Task instructions: Gather the lines from the material that contain "true".

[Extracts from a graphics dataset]
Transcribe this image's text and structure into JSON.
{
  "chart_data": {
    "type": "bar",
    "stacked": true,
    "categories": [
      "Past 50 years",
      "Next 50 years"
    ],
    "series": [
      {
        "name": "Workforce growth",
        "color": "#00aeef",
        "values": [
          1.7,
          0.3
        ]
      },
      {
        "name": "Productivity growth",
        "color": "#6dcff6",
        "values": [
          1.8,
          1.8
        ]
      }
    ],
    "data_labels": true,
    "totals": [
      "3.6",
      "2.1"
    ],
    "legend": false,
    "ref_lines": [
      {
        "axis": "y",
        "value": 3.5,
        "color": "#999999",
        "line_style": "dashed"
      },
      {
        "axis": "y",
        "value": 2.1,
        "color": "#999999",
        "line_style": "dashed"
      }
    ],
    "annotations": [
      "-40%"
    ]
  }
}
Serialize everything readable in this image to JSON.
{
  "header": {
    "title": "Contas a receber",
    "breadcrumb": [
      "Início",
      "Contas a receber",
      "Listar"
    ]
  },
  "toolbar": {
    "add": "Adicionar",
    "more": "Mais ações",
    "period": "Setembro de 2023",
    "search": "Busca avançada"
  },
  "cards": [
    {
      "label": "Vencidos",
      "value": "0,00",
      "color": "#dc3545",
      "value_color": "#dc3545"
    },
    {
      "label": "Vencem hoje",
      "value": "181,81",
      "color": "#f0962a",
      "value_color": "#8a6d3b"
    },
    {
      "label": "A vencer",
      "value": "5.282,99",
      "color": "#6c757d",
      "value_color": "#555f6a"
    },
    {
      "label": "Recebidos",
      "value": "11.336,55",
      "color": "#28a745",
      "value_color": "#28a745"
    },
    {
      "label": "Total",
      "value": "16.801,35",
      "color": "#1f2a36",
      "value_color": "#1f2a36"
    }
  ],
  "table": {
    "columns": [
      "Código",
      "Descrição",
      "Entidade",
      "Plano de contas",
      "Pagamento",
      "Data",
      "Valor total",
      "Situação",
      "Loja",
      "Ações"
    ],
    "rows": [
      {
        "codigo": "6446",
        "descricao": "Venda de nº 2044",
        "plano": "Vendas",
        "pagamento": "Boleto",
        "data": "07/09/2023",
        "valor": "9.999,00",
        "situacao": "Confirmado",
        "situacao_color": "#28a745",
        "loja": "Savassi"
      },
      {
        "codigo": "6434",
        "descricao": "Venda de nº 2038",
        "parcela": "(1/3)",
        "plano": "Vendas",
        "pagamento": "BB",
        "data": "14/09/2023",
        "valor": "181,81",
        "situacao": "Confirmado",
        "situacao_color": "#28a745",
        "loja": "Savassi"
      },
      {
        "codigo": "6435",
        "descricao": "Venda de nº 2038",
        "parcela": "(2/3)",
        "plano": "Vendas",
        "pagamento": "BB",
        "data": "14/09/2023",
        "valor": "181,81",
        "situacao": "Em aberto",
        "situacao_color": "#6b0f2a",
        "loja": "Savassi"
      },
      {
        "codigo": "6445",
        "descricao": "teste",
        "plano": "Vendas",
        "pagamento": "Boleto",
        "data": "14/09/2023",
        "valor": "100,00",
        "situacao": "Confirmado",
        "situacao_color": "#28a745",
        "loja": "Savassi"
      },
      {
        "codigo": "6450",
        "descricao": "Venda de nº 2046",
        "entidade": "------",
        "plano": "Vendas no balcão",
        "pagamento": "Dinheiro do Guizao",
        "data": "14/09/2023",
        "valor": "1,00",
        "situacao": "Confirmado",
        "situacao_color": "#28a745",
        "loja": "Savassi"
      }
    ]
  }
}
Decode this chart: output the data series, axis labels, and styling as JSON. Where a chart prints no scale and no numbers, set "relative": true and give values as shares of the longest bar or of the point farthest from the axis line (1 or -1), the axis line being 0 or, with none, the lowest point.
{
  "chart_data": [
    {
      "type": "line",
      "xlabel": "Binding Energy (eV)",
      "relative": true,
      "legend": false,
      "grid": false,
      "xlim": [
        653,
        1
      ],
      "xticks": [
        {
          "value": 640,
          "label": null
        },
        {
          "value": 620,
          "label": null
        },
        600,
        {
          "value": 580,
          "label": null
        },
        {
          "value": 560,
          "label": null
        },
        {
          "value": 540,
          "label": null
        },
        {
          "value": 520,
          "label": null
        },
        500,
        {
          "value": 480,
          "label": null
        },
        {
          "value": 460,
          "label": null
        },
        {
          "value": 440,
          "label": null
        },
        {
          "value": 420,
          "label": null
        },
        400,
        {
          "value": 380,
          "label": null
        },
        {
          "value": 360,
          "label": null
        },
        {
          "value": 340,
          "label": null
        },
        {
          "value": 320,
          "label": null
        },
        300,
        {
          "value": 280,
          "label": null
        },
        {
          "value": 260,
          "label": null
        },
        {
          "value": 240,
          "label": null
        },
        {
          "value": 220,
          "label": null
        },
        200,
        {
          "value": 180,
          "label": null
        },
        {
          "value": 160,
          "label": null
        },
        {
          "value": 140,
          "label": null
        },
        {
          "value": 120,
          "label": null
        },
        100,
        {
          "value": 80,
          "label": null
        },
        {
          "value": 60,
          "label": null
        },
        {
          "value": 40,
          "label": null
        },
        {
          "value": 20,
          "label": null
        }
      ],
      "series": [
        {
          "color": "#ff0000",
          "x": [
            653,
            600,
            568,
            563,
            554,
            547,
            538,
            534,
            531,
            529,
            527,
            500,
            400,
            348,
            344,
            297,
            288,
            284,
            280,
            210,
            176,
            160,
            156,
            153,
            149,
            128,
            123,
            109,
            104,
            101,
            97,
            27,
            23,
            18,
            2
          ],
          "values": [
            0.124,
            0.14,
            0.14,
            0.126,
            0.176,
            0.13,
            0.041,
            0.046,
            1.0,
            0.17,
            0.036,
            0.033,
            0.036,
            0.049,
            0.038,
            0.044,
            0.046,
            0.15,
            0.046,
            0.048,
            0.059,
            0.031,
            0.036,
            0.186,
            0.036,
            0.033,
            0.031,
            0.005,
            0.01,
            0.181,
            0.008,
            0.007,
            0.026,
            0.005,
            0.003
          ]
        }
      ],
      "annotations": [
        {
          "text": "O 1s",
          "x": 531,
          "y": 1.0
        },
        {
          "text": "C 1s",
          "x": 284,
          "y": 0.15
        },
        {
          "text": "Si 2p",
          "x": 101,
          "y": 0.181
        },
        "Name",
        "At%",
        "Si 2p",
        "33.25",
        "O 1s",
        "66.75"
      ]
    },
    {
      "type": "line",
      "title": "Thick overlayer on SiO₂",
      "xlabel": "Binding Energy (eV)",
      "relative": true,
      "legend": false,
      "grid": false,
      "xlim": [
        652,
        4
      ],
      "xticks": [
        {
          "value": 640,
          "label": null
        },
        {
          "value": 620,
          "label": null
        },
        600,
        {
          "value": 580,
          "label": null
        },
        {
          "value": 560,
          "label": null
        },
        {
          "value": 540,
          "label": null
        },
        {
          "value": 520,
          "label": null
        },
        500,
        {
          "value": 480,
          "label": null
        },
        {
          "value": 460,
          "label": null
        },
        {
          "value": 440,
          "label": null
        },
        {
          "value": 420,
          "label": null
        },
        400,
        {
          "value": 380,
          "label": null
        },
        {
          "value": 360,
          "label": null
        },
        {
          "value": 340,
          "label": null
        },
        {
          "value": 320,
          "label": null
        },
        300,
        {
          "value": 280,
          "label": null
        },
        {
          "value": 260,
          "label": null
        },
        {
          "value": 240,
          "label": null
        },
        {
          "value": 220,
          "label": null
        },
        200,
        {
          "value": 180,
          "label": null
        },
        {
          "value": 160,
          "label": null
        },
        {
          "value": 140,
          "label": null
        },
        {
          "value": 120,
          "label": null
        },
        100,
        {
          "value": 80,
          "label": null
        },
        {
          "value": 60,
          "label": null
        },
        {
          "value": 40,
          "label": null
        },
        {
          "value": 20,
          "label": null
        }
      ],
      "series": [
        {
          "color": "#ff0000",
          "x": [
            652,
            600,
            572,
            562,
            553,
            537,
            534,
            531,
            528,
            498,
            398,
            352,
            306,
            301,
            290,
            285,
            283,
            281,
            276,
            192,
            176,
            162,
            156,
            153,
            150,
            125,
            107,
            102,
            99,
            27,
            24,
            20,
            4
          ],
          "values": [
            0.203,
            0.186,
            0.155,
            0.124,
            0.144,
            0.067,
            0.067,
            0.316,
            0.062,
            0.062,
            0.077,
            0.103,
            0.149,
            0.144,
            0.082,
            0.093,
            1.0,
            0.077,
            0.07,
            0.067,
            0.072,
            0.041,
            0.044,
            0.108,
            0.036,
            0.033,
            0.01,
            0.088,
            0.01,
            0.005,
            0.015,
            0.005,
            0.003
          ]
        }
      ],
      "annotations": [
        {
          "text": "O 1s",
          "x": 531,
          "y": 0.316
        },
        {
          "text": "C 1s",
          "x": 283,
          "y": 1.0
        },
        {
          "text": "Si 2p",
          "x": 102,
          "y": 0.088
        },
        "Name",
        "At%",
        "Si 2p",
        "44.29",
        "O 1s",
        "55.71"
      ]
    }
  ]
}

The reply:
    "stacked": true,
    "data_labels": true,
Decode this chart: output the data series, axis labels, and styling as JSON. Where a chart prints no scale and no numbers, set "relative": true and give values as shares of the longest bar or of the point farthest from the axis line (1 or -1), the axis line being 0 or, with none, the lowest point.
      "relative": true,
      "relative": true,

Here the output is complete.